** start Material provided **

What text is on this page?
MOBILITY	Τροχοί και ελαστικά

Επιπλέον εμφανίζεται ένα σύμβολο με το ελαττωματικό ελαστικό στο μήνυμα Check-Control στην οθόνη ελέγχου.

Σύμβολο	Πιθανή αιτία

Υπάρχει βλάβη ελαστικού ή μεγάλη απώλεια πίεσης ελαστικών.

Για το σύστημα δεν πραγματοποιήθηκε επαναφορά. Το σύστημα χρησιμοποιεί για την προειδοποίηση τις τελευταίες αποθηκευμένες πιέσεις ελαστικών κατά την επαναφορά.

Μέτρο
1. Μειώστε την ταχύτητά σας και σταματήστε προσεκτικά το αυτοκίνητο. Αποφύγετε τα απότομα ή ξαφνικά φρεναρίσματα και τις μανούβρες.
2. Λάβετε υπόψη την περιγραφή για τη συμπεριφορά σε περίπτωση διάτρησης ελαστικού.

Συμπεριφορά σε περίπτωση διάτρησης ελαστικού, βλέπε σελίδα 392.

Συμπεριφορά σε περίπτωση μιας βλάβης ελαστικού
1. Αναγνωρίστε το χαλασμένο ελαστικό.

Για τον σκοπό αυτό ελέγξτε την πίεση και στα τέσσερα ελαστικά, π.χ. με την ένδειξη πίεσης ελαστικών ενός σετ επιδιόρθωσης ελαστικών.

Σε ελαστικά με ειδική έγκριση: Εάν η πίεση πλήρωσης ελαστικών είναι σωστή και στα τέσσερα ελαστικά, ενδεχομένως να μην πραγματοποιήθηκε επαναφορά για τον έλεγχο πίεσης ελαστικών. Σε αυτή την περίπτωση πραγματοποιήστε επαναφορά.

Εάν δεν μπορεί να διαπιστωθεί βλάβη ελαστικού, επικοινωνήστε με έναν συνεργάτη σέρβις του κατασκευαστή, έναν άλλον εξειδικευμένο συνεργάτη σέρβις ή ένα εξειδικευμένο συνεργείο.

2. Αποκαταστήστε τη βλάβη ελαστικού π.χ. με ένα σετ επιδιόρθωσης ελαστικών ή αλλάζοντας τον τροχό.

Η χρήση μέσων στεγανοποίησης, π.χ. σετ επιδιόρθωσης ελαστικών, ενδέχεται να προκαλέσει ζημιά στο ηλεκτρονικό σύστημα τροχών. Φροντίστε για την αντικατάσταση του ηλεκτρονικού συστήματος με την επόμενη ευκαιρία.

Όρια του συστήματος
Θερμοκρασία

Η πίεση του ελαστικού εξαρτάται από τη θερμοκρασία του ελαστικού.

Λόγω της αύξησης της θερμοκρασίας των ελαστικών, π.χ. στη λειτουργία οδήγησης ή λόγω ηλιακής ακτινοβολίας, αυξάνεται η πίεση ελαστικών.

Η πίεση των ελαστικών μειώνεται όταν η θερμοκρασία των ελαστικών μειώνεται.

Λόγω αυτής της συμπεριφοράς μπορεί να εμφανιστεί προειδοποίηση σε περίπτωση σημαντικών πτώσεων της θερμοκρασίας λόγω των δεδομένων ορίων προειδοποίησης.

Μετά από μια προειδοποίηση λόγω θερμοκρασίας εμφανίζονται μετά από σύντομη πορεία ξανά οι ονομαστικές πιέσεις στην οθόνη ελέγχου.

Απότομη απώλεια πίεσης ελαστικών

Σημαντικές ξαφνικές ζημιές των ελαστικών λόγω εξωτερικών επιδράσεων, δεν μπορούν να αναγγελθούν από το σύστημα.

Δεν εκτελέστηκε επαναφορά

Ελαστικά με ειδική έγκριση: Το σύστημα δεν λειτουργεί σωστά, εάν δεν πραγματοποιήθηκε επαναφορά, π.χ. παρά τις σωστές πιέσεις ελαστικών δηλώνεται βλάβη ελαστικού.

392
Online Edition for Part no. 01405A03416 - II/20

** end Material provided **

_The request_: Where a line in the material contains "συστήματος", copy that line.

_Completed exercise_:
Η χρήση μέσων στεγανοποίησης, π.χ. σετ επιδιόρθωσης ελαστικών, ενδέχεται να προκαλέσει ζημιά στο ηλεκτρονικό σύστημα τροχών. Φροντίστε για την αντικατάσταση του ηλεκτρονικού συστήματος με την επόμενη ευκαιρία.
Όρια του συστήματος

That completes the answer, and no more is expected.